*Task to carry out*:
Return the material exactly as supplied, apart from the pictures, which are omitted.

*Material*:
★ ★ ★ ★

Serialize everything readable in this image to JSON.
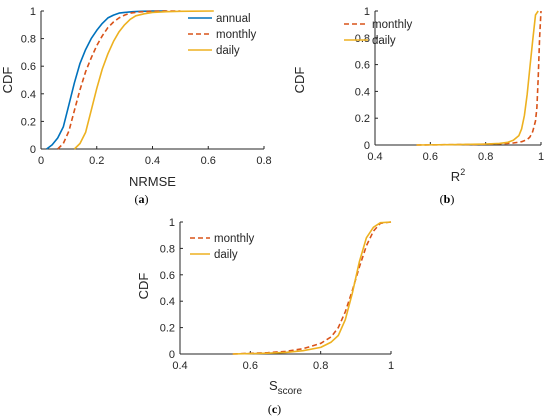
{
  "chart_data": [
    {
      "type": "line",
      "panel": "(a)",
      "panel_letter": "a",
      "xlabel": "NRMSE",
      "ylabel": "CDF",
      "xlim": [
        0,
        0.8
      ],
      "ylim": [
        0,
        1
      ],
      "x_ticks": [
        "0",
        "0.2",
        "0.4",
        "0.6",
        "0.8"
      ],
      "y_ticks": [
        "0",
        "0.2",
        "0.4",
        "0.6",
        "0.8",
        "1"
      ],
      "grid": false,
      "legend_position": "top-right",
      "series": [
        {
          "name": "annual",
          "color": "#0072BD",
          "style": "solid",
          "x": [
            0.02,
            0.04,
            0.06,
            0.08,
            0.1,
            0.12,
            0.14,
            0.16,
            0.18,
            0.2,
            0.22,
            0.24,
            0.26,
            0.28,
            0.3,
            0.33,
            0.36,
            0.4,
            0.45
          ],
          "y": [
            0.0,
            0.03,
            0.08,
            0.16,
            0.32,
            0.48,
            0.62,
            0.72,
            0.8,
            0.86,
            0.91,
            0.95,
            0.97,
            0.985,
            0.99,
            0.995,
            0.998,
            1.0,
            1.0
          ]
        },
        {
          "name": "monthly",
          "color": "#D95319",
          "style": "dashed",
          "x": [
            0.06,
            0.08,
            0.1,
            0.12,
            0.14,
            0.16,
            0.18,
            0.2,
            0.22,
            0.24,
            0.26,
            0.28,
            0.3,
            0.32,
            0.35,
            0.4,
            0.45,
            0.5
          ],
          "y": [
            0.0,
            0.04,
            0.13,
            0.28,
            0.43,
            0.56,
            0.66,
            0.75,
            0.82,
            0.88,
            0.92,
            0.95,
            0.97,
            0.985,
            0.993,
            0.998,
            1.0,
            1.0
          ]
        },
        {
          "name": "daily",
          "color": "#EDB120",
          "style": "solid",
          "x": [
            0.12,
            0.14,
            0.16,
            0.18,
            0.2,
            0.22,
            0.24,
            0.26,
            0.28,
            0.3,
            0.32,
            0.34,
            0.37,
            0.4,
            0.45,
            0.5,
            0.62
          ],
          "y": [
            0.0,
            0.04,
            0.12,
            0.28,
            0.44,
            0.58,
            0.69,
            0.78,
            0.85,
            0.9,
            0.94,
            0.965,
            0.98,
            0.99,
            0.995,
            0.998,
            1.0
          ]
        }
      ]
    },
    {
      "type": "line",
      "panel": "(b)",
      "panel_letter": "b",
      "xlabel": "R",
      "xlabel_sup": "2",
      "ylabel": "CDF",
      "xlim": [
        0.4,
        1
      ],
      "ylim": [
        0,
        1
      ],
      "x_ticks": [
        "0.4",
        "0.6",
        "0.8",
        "1"
      ],
      "y_ticks": [
        "0",
        "0.2",
        "0.4",
        "0.6",
        "0.8",
        "1"
      ],
      "grid": false,
      "legend_position": "top-left",
      "series": [
        {
          "name": "monthly",
          "color": "#D95319",
          "style": "dashed",
          "x": [
            0.55,
            0.7,
            0.8,
            0.86,
            0.9,
            0.93,
            0.95,
            0.96,
            0.97,
            0.98,
            0.985,
            0.99,
            0.995,
            1.0
          ],
          "y": [
            0.0,
            0.003,
            0.006,
            0.01,
            0.015,
            0.025,
            0.04,
            0.06,
            0.1,
            0.18,
            0.28,
            0.5,
            0.8,
            1.0
          ]
        },
        {
          "name": "daily",
          "color": "#EDB120",
          "style": "solid",
          "x": [
            0.55,
            0.7,
            0.8,
            0.85,
            0.88,
            0.9,
            0.92,
            0.93,
            0.94,
            0.95,
            0.96,
            0.97,
            0.98,
            0.99
          ],
          "y": [
            0.0,
            0.003,
            0.007,
            0.012,
            0.02,
            0.035,
            0.07,
            0.12,
            0.22,
            0.38,
            0.58,
            0.78,
            0.97,
            1.0
          ]
        }
      ]
    },
    {
      "type": "line",
      "panel": "(c)",
      "panel_letter": "c",
      "xlabel": "S",
      "xlabel_sub": "score",
      "ylabel": "CDF",
      "xlim": [
        0.4,
        1
      ],
      "ylim": [
        0,
        1
      ],
      "x_ticks": [
        "0.4",
        "0.6",
        "0.8",
        "1"
      ],
      "y_ticks": [
        "0",
        "0.2",
        "0.4",
        "0.6",
        "0.8",
        "1"
      ],
      "grid": false,
      "legend_position": "top-left",
      "series": [
        {
          "name": "monthly",
          "color": "#D95319",
          "style": "dashed",
          "x": [
            0.55,
            0.6,
            0.65,
            0.7,
            0.75,
            0.8,
            0.83,
            0.85,
            0.87,
            0.89,
            0.91,
            0.93,
            0.95,
            0.97,
            1.0
          ],
          "y": [
            0.0,
            0.005,
            0.01,
            0.02,
            0.04,
            0.08,
            0.13,
            0.2,
            0.32,
            0.48,
            0.66,
            0.82,
            0.93,
            0.99,
            1.0
          ]
        },
        {
          "name": "daily",
          "color": "#EDB120",
          "style": "solid",
          "x": [
            0.55,
            0.6,
            0.65,
            0.7,
            0.75,
            0.8,
            0.83,
            0.85,
            0.87,
            0.89,
            0.91,
            0.93,
            0.95,
            0.97,
            1.0
          ],
          "y": [
            0.0,
            0.003,
            0.006,
            0.012,
            0.025,
            0.05,
            0.09,
            0.14,
            0.26,
            0.46,
            0.7,
            0.88,
            0.96,
            0.995,
            1.0
          ]
        }
      ]
    }
  ]
}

★ ★ ★ ★

*Full answer*:
Serialize everything readable in this image to JSON.
{
  "chart_data": [
    {
      "type": "line",
      "panel": "(a)",
      "panel_letter": "a",
      "xlabel": "NRMSE",
      "ylabel": "CDF",
      "xlim": [
        0,
        0.8
      ],
      "ylim": [
        0,
        1
      ],
      "x_ticks": [
        "0",
        "0.2",
        "0.4",
        "0.6",
        "0.8"
      ],
      "y_ticks": [
        "0",
        "0.2",
        "0.4",
        "0.6",
        "0.8",
        "1"
      ],
      "grid": false,
      "legend_position": "top-right",
      "series": [
        {
          "name": "annual",
          "color": "#0072BD",
          "style": "solid",
          "x": [
            0.02,
            0.04,
            0.06,
            0.08,
            0.1,
            0.12,
            0.14,
            0.16,
            0.18,
            0.2,
            0.22,
            0.24,
            0.26,
            0.28,
            0.3,
            0.33,
            0.36,
            0.4,
            0.45
          ],
          "y": [
            0.0,
            0.03,
            0.08,
            0.16,
            0.32,
            0.48,
            0.62,
            0.72,
            0.8,
            0.86,
            0.91,
            0.95,
            0.97,
            0.985,
            0.99,
            0.995,
            0.998,
            1.0,
            1.0
          ]
        },
        {
          "name": "monthly",
          "color": "#D95319",
          "style": "dashed",
          "x": [
            0.06,
            0.08,
            0.1,
            0.12,
            0.14,
            0.16,
            0.18,
            0.2,
            0.22,
            0.24,
            0.26,
            0.28,
            0.3,
            0.32,
            0.35,
            0.4,
            0.45,
            0.5
          ],
          "y": [
            0.0,
            0.04,
            0.13,
            0.28,
            0.43,
            0.56,
            0.66,
            0.75,
            0.82,
            0.88,
            0.92,
            0.95,
            0.97,
            0.985,
            0.993,
            0.998,
            1.0,
            1.0
          ]
        },
        {
          "name": "daily",
          "color": "#EDB120",
          "style": "solid",
          "x": [
            0.12,
            0.14,
            0.16,
            0.18,
            0.2,
            0.22,
            0.24,
            0.26,
            0.28,
            0.3,
            0.32,
            0.34,
            0.37,
            0.4,
            0.45,
            0.5,
            0.62
          ],
          "y": [
            0.0,
            0.04,
            0.12,
            0.28,
            0.44,
            0.58,
            0.69,
            0.78,
            0.85,
            0.9,
            0.94,
            0.965,
            0.98,
            0.99,
            0.995,
            0.998,
            1.0
          ]
        }
      ]
    },
    {
      "type": "line",
      "panel": "(b)",
      "panel_letter": "b",
      "xlabel": "R",
      "xlabel_sup": "2",
      "ylabel": "CDF",
      "xlim": [
        0.4,
        1
      ],
      "ylim": [
        0,
        1
      ],
      "x_ticks": [
        "0.4",
        "0.6",
        "0.8",
        "1"
      ],
      "y_ticks": [
        "0",
        "0.2",
        "0.4",
        "0.6",
        "0.8",
        "1"
      ],
      "grid": false,
      "legend_position": "top-left",
      "series": [
        {
          "name": "monthly",
          "color": "#D95319",
          "style": "dashed",
          "x": [
            0.55,
            0.7,
            0.8,
            0.86,
            0.9,
            0.93,
            0.95,
            0.96,
            0.97,
            0.98,
            0.985,
            0.99,
            0.995,
            1.0
          ],
          "y": [
            0.0,
            0.003,
            0.006,
            0.01,
            0.015,
            0.025,
            0.04,
            0.06,
            0.1,
            0.18,
            0.28,
            0.5,
            0.8,
            1.0
          ]
        },
        {
          "name": "daily",
          "color": "#EDB120",
          "style": "solid",
          "x": [
            0.55,
            0.7,
            0.8,
            0.85,
            0.88,
            0.9,
            0.92,
            0.93,
            0.94,
            0.95,
            0.96,
            0.97,
            0.98,
            0.99
          ],
          "y": [
            0.0,
            0.003,
            0.007,
            0.012,
            0.02,
            0.035,
            0.07,
            0.12,
            0.22,
            0.38,
            0.58,
            0.78,
            0.97,
            1.0
          ]
        }
      ]
    },
    {
      "type": "line",
      "panel": "(c)",
      "panel_letter": "c",
      "xlabel": "S",
      "xlabel_sub": "score",
      "ylabel": "CDF",
      "xlim": [
        0.4,
        1
      ],
      "ylim": [
        0,
        1
      ],
      "x_ticks": [
        "0.4",
        "0.6",
        "0.8",
        "1"
      ],
      "y_ticks": [
        "0",
        "0.2",
        "0.4",
        "0.6",
        "0.8",
        "1"
      ],
      "grid": false,
      "legend_position": "top-left",
      "series": [
        {
          "name": "monthly",
          "color": "#D95319",
          "style": "dashed",
          "x": [
            0.55,
            0.6,
            0.65,
            0.7,
            0.75,
            0.8,
            0.83,
            0.85,
            0.87,
            0.89,
            0.91,
            0.93,
            0.95,
            0.97,
            1.0
          ],
          "y": [
            0.0,
            0.005,
            0.01,
            0.02,
            0.04,
            0.08,
            0.13,
            0.2,
            0.32,
            0.48,
            0.66,
            0.82,
            0.93,
            0.99,
            1.0
          ]
        },
        {
          "name": "daily",
          "color": "#EDB120",
          "style": "solid",
          "x": [
            0.55,
            0.6,
            0.65,
            0.7,
            0.75,
            0.8,
            0.83,
            0.85,
            0.87,
            0.89,
            0.91,
            0.93,
            0.95,
            0.97,
            1.0
          ],
          "y": [
            0.0,
            0.003,
            0.006,
            0.012,
            0.025,
            0.05,
            0.09,
            0.14,
            0.26,
            0.46,
            0.7,
            0.88,
            0.96,
            0.995,
            1.0
          ]
        }
      ]
    }
  ]
}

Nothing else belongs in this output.